**PROBLEM DETAILS:**
Rewrite the stretch of lines from the start through the line containing "y-tick-label: 2: [59, 233, 72, 254]", replacing "value-label" with "data-label" everywhere it occurs and changing nothing else.

--- Start AVAILABLE DATA ---

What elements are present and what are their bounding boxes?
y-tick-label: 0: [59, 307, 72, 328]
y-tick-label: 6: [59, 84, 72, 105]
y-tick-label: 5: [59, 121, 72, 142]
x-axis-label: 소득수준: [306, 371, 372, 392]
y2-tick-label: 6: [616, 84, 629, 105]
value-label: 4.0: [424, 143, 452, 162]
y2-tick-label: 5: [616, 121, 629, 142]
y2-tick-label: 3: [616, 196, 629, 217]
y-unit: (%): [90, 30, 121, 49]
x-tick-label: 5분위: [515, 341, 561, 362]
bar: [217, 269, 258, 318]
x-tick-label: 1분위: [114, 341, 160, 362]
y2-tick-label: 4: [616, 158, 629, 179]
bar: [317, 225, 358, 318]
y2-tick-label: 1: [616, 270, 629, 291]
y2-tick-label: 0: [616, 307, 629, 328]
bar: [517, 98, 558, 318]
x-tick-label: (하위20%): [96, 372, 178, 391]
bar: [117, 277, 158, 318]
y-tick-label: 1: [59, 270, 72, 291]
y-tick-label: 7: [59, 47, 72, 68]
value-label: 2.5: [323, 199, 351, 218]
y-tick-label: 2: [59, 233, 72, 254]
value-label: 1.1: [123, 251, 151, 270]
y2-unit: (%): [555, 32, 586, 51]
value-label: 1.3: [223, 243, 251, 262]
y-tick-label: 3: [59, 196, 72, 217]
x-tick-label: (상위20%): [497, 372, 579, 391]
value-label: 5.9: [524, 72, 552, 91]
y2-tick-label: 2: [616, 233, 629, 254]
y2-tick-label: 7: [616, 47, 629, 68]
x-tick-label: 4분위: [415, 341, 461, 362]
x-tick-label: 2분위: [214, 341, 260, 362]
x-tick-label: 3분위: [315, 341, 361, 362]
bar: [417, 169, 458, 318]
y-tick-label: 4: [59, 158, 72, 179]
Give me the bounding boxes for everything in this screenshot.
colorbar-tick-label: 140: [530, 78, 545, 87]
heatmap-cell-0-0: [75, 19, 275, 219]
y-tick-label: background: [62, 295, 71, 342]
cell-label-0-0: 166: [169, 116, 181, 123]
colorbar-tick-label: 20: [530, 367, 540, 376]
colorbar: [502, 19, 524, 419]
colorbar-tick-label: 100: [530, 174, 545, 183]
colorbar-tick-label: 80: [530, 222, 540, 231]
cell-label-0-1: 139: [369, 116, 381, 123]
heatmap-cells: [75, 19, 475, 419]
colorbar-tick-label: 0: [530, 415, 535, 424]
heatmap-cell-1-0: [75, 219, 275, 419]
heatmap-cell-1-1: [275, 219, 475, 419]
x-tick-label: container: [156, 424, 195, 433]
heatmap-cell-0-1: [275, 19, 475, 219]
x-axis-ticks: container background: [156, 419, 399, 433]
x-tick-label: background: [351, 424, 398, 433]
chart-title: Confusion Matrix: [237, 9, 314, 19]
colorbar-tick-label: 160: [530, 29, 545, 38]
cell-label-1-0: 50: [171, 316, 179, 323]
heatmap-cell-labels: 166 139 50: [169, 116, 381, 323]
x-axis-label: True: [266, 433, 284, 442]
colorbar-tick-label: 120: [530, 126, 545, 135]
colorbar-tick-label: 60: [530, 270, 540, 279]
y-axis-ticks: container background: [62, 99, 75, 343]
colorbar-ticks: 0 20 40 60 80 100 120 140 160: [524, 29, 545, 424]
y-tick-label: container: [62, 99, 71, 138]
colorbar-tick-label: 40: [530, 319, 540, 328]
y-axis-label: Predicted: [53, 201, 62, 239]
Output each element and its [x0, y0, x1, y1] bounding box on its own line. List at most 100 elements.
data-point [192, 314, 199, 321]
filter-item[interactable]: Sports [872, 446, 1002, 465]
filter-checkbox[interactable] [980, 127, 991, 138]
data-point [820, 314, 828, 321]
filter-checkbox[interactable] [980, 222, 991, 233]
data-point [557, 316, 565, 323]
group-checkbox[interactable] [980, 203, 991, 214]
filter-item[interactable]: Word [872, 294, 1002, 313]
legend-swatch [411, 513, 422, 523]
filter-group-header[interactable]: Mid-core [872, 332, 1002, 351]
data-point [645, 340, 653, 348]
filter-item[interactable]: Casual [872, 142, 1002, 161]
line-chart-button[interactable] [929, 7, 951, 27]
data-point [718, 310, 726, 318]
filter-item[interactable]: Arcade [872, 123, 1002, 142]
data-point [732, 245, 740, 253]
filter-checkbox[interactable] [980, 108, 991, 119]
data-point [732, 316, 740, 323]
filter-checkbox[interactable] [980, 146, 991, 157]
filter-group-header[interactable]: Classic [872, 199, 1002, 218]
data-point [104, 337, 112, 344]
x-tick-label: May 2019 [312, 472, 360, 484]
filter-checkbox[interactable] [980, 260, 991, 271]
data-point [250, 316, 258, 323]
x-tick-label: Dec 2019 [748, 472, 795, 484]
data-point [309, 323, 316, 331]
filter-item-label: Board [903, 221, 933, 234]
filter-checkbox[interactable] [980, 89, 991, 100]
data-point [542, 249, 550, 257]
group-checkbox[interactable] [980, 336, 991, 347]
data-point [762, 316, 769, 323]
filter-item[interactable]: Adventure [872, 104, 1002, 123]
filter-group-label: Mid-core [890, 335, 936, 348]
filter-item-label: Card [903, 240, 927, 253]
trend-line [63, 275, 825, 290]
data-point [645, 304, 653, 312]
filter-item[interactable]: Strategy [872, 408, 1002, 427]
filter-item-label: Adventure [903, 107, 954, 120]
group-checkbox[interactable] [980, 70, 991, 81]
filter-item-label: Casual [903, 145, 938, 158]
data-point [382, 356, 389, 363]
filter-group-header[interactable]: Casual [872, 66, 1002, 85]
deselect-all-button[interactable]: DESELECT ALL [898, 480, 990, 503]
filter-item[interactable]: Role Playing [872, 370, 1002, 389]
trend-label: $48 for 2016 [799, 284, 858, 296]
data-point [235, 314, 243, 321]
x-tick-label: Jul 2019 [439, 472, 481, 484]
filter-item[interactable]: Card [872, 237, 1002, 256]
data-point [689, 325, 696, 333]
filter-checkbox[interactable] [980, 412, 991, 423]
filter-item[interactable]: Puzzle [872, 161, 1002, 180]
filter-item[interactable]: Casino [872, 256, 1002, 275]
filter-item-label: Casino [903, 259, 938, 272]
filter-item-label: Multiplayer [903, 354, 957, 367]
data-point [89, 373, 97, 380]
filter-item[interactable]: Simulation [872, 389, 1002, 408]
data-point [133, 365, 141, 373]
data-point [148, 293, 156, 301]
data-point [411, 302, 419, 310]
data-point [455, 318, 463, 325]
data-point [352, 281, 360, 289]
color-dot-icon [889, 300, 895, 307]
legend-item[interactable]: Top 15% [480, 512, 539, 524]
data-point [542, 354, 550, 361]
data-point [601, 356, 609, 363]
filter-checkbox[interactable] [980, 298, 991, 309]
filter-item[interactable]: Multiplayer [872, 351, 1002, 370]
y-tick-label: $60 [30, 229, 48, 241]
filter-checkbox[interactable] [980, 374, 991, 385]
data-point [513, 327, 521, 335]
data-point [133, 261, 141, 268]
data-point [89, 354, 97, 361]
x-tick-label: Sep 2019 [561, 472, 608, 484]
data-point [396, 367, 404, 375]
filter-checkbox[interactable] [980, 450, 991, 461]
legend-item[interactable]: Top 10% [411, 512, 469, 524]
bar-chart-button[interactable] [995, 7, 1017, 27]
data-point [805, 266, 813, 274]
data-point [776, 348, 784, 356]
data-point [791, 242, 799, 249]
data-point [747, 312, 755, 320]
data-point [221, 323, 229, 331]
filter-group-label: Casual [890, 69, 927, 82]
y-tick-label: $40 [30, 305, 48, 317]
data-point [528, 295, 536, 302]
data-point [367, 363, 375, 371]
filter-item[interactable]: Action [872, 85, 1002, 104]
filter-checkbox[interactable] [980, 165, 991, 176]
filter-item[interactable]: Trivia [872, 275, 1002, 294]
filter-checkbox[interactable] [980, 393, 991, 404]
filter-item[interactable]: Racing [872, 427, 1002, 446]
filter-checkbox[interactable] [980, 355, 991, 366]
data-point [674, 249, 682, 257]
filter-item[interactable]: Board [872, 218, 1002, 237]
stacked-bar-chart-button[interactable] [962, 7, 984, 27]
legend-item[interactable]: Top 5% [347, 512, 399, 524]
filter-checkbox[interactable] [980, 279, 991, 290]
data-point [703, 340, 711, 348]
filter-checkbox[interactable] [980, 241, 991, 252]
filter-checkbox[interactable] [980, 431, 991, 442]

--- End AVAILABLE DATA ---

**RIGHT ANSWER:**
What elements are present and what are their bounding boxes?
y-tick-label: 0: [59, 307, 72, 328]
y-tick-label: 6: [59, 84, 72, 105]
y-tick-label: 5: [59, 121, 72, 142]
x-axis-label: 소득수준: [306, 371, 372, 392]
y2-tick-label: 6: [616, 84, 629, 105]
data-label: 4.0: [424, 143, 452, 162]
y2-tick-label: 5: [616, 121, 629, 142]
y2-tick-label: 3: [616, 196, 629, 217]
y-unit: (%): [90, 30, 121, 49]
x-tick-label: 5분위: [515, 341, 561, 362]
bar: [217, 269, 258, 318]
x-tick-label: 1분위: [114, 341, 160, 362]
y2-tick-label: 4: [616, 158, 629, 179]
bar: [317, 225, 358, 318]
y2-tick-label: 1: [616, 270, 629, 291]
y2-tick-label: 0: [616, 307, 629, 328]
bar: [517, 98, 558, 318]
x-tick-label: (하위20%): [96, 372, 178, 391]
bar: [117, 277, 158, 318]
y-tick-label: 1: [59, 270, 72, 291]
y-tick-label: 7: [59, 47, 72, 68]
data-label: 2.5: [323, 199, 351, 218]
y-tick-label: 2: [59, 233, 72, 254]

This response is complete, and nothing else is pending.